Written instruction
Your task is to restate the data word for word.

******************************

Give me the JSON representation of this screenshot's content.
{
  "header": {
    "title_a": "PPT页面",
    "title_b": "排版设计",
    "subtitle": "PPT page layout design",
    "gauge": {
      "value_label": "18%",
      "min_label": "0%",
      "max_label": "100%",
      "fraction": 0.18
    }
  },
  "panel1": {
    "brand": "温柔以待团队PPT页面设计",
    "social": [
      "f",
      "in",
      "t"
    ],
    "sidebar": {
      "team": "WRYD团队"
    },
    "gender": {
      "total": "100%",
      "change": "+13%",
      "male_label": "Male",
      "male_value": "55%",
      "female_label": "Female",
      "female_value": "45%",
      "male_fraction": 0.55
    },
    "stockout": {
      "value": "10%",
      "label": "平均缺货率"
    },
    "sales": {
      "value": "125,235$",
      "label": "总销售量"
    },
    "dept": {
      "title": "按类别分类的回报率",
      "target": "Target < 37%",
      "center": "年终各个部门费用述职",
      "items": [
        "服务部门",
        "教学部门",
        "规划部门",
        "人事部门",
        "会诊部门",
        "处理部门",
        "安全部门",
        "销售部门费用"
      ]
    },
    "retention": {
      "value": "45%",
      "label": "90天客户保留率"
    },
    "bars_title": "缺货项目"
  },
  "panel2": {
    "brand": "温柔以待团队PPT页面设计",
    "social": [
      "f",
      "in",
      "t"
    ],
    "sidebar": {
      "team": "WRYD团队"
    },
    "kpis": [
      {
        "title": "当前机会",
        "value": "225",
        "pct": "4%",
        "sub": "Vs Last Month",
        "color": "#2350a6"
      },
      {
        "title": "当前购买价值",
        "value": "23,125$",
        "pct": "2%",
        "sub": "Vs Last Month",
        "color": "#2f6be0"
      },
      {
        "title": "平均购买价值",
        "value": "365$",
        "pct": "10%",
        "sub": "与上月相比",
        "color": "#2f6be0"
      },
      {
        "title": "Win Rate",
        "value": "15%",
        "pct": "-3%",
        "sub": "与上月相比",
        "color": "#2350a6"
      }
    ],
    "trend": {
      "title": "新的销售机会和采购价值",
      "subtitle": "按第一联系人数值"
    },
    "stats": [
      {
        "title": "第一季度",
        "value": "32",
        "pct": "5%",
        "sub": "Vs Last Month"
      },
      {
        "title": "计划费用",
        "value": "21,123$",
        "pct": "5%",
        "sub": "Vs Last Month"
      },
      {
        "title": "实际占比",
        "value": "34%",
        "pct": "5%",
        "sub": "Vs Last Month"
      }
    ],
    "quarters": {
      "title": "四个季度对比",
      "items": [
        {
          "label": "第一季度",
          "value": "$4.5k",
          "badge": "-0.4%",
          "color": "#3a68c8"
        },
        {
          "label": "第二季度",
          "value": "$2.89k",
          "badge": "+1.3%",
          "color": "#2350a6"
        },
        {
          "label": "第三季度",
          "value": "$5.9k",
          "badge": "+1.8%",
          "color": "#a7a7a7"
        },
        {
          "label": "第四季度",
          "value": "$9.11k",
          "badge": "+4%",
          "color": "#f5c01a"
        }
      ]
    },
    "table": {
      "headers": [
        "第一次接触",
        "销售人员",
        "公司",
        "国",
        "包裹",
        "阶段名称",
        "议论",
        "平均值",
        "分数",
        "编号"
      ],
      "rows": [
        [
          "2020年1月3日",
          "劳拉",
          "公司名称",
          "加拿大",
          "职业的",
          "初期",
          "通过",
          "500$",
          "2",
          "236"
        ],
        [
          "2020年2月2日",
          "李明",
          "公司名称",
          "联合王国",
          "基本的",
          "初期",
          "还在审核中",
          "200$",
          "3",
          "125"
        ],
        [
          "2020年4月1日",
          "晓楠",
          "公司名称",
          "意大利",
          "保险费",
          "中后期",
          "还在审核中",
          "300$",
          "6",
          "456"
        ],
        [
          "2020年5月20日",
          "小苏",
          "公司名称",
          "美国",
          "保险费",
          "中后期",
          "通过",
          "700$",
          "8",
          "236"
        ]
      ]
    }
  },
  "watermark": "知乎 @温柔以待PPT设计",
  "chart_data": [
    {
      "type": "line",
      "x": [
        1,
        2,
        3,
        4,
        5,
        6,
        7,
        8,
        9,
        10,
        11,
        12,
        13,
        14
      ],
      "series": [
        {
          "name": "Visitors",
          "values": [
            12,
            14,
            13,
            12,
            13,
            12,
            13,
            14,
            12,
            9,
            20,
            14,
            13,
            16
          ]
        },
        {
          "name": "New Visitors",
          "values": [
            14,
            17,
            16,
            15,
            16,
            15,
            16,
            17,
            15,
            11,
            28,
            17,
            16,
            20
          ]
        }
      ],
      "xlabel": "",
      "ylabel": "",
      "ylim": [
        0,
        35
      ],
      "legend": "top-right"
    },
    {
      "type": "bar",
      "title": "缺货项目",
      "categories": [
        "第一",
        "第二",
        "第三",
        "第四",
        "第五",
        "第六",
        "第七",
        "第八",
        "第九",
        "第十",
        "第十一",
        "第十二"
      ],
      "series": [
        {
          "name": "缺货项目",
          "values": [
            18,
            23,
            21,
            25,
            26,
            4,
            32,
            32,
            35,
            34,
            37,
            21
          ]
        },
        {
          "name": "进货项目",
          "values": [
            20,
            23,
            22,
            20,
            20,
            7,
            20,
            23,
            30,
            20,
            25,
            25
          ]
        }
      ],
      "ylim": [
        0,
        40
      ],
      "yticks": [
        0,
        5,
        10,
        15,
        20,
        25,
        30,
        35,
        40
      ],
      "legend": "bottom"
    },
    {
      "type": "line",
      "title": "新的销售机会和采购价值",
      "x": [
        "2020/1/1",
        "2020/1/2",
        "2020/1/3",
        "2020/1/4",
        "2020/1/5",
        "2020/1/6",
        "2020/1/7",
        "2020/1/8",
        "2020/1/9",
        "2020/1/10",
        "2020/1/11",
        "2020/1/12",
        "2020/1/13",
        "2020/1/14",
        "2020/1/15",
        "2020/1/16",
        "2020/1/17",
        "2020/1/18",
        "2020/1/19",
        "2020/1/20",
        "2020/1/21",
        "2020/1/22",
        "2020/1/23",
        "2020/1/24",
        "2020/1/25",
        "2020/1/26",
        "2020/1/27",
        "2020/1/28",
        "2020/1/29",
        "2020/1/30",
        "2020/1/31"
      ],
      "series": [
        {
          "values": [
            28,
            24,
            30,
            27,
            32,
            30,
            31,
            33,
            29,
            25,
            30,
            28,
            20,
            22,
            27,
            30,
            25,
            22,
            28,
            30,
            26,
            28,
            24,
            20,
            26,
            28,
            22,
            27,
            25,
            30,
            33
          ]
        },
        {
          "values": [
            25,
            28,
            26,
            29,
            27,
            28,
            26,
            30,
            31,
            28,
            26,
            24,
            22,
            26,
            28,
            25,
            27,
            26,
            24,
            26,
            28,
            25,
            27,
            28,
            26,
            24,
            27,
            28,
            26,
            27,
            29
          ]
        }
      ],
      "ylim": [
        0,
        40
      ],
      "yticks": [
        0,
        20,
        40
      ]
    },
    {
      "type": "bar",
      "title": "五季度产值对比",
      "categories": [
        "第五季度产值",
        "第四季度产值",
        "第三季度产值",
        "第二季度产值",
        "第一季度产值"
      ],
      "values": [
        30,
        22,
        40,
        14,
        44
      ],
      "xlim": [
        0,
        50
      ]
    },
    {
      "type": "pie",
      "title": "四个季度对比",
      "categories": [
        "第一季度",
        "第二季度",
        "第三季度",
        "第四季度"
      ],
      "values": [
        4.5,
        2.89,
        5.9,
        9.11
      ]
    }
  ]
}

******************************

Result
Give me the JSON representation of this screenshot's content.
{
  "header": {
    "title_a": "PPT页面",
    "title_b": "排版设计",
    "subtitle": "PPT page layout design",
    "gauge": {
      "value_label": "18%",
      "min_label": "0%",
      "max_label": "100%",
      "fraction": 0.18
    }
  },
  "panel1": {
    "brand": "温柔以待团队PPT页面设计",
    "social": [
      "f",
      "in",
      "t"
    ],
    "sidebar": {
      "team": "WRYD团队"
    },
    "gender": {
      "total": "100%",
      "change": "+13%",
      "male_label": "Male",
      "male_value": "55%",
      "female_label": "Female",
      "female_value": "45%",
      "male_fraction": 0.55
    },
    "stockout": {
      "value": "10%",
      "label": "平均缺货率"
    },
    "sales": {
      "value": "125,235$",
      "label": "总销售量"
    },
    "dept": {
      "title": "按类别分类的回报率",
      "target": "Target < 37%",
      "center": "年终各个部门费用述职",
      "items": [
        "服务部门",
        "教学部门",
        "规划部门",
        "人事部门",
        "会诊部门",
        "处理部门",
        "安全部门",
        "销售部门费用"
      ]
    },
    "retention": {
      "value": "45%",
      "label": "90天客户保留率"
    },
    "bars_title": "缺货项目"
  },
  "panel2": {
    "brand": "温柔以待团队PPT页面设计",
    "social": [
      "f",
      "in",
      "t"
    ],
    "sidebar": {
      "team": "WRYD团队"
    },
    "kpis": [
      {
        "title": "当前机会",
        "value": "225",
        "pct": "4%",
        "sub": "Vs Last Month",
        "color": "#2350a6"
      },
      {
        "title": "当前购买价值",
        "value": "23,125$",
        "pct": "2%",
        "sub": "Vs Last Month",
        "color": "#2f6be0"
      },
      {
        "title": "平均购买价值",
        "value": "365$",
        "pct": "10%",
        "sub": "与上月相比",
        "color": "#2f6be0"
      },
      {
        "title": "Win Rate",
        "value": "15%",
        "pct": "-3%",
        "sub": "与上月相比",
        "color": "#2350a6"
      }
    ],
    "trend": {
      "title": "新的销售机会和采购价值",
      "subtitle": "按第一联系人数值"
    },
    "stats": [
      {
        "title": "第一季度",
        "value": "32",
        "pct": "5%",
        "sub": "Vs Last Month"
      },
      {
        "title": "计划费用",
        "value": "21,123$",
        "pct": "5%",
        "sub": "Vs Last Month"
      },
      {
        "title": "实际占比",
        "value": "34%",
        "pct": "5%",
        "sub": "Vs Last Month"
      }
    ],
    "quarters": {
      "title": "四个季度对比",
      "items": [
        {
          "label": "第一季度",
          "value": "$4.5k",
          "badge": "-0.4%",
          "color": "#3a68c8"
        },
        {
          "label": "第二季度",
          "value": "$2.89k",
          "badge": "+1.3%",
          "color": "#2350a6"
        },
        {
          "label": "第三季度",
          "value": "$5.9k",
          "badge": "+1.8%",
          "color": "#a7a7a7"
        },
        {
          "label": "第四季度",
          "value": "$9.11k",
          "badge": "+4%",
          "color": "#f5c01a"
        }
      ]
    },
    "table": {
      "headers": [
        "第一次接触",
        "销售人员",
        "公司",
        "国",
        "包裹",
        "阶段名称",
        "议论",
        "平均值",
        "分数",
        "编号"
      ],
      "rows": [
        [
          "2020年1月3日",
          "劳拉",
          "公司名称",
          "加拿大",
          "职业的",
          "初期",
          "通过",
          "500$",
          "2",
          "236"
        ],
        [
          "2020年2月2日",
          "李明",
          "公司名称",
          "联合王国",
          "基本的",
          "初期",
          "还在审核中",
          "200$",
          "3",
          "125"
        ],
        [
          "2020年4月1日",
          "晓楠",
          "公司名称",
          "意大利",
          "保险费",
          "中后期",
          "还在审核中",
          "300$",
          "6",
          "456"
        ],
        [
          "2020年5月20日",
          "小苏",
          "公司名称",
          "美国",
          "保险费",
          "中后期",
          "通过",
          "700$",
          "8",
          "236"
        ]
      ]
    }
  },
  "watermark": "知乎 @温柔以待PPT设计",
  "chart_data": [
    {
      "type": "line",
      "x": [
        1,
        2,
        3,
        4,
        5,
        6,
        7,
        8,
        9,
        10,
        11,
        12,
        13,
        14
      ],
      "series": [
        {
          "name": "Visitors",
          "values": [
            12,
            14,
            13,
            12,
            13,
            12,
            13,
            14,
            12,
            9,
            20,
            14,
            13,
            16
          ]
        },
        {
          "name": "New Visitors",
          "values": [
            14,
            17,
            16,
            15,
            16,
            15,
            16,
            17,
            15,
            11,
            28,
            17,
            16,
            20
          ]
        }
      ],
      "xlabel": "",
      "ylabel": "",
      "ylim": [
        0,
        35
      ],
      "legend": "top-right"
    },
    {
      "type": "bar",
      "title": "缺货项目",
      "categories": [
        "第一",
        "第二",
        "第三",
        "第四",
        "第五",
        "第六",
        "第七",
        "第八",
        "第九",
        "第十",
        "第十一",
        "第十二"
      ],
      "series": [
        {
          "name": "缺货项目",
          "values": [
            18,
            23,
            21,
            25,
            26,
            4,
            32,
            32,
            35,
            34,
            37,
            21
          ]
        },
        {
          "name": "进货项目",
          "values": [
            20,
            23,
            22,
            20,
            20,
            7,
            20,
            23,
            30,
            20,
            25,
            25
          ]
        }
      ],
      "ylim": [
        0,
        40
      ],
      "yticks": [
        0,
        5,
        10,
        15,
        20,
        25,
        30,
        35,
        40
      ],
      "legend": "bottom"
    },
    {
      "type": "line",
      "title": "新的销售机会和采购价值",
      "x": [
        "2020/1/1",
        "2020/1/2",
        "2020/1/3",
        "2020/1/4",
        "2020/1/5",
        "2020/1/6",
        "2020/1/7",
        "2020/1/8",
        "2020/1/9",
        "2020/1/10",
        "2020/1/11",
        "2020/1/12",
        "2020/1/13",
        "2020/1/14",
        "2020/1/15",
        "2020/1/16",
        "2020/1/17",
        "2020/1/18",
        "2020/1/19",
        "2020/1/20",
        "2020/1/21",
        "2020/1/22",
        "2020/1/23",
        "2020/1/24",
        "2020/1/25",
        "2020/1/26",
        "2020/1/27",
        "2020/1/28",
        "2020/1/29",
        "2020/1/30",
        "2020/1/31"
      ],
      "series": [
        {
          "values": [
            28,
            24,
            30,
            27,
            32,
            30,
            31,
            33,
            29,
            25,
            30,
            28,
            20,
            22,
            27,
            30,
            25,
            22,
            28,
            30,
            26,
            28,
            24,
            20,
            26,
            28,
            22,
            27,
            25,
            30,
            33
          ]
        },
        {
          "values": [
            25,
            28,
            26,
            29,
            27,
            28,
            26,
            30,
            31,
            28,
            26,
            24,
            22,
            26,
            28,
            25,
            27,
            26,
            24,
            26,
            28,
            25,
            27,
            28,
            26,
            24,
            27,
            28,
            26,
            27,
            29
          ]
        }
      ],
      "ylim": [
        0,
        40
      ],
      "yticks": [
        0,
        20,
        40
      ]
    },
    {
      "type": "bar",
      "title": "五季度产值对比",
      "categories": [
        "第五季度产值",
        "第四季度产值",
        "第三季度产值",
        "第二季度产值",
        "第一季度产值"
      ],
      "values": [
        30,
        22,
        40,
        14,
        44
      ],
      "xlim": [
        0,
        50
      ]
    },
    {
      "type": "pie",
      "title": "四个季度对比",
      "categories": [
        "第一季度",
        "第二季度",
        "第三季度",
        "第四季度"
      ],
      "values": [
        4.5,
        2.89,
        5.9,
        9.11
      ]
    }
  ]
}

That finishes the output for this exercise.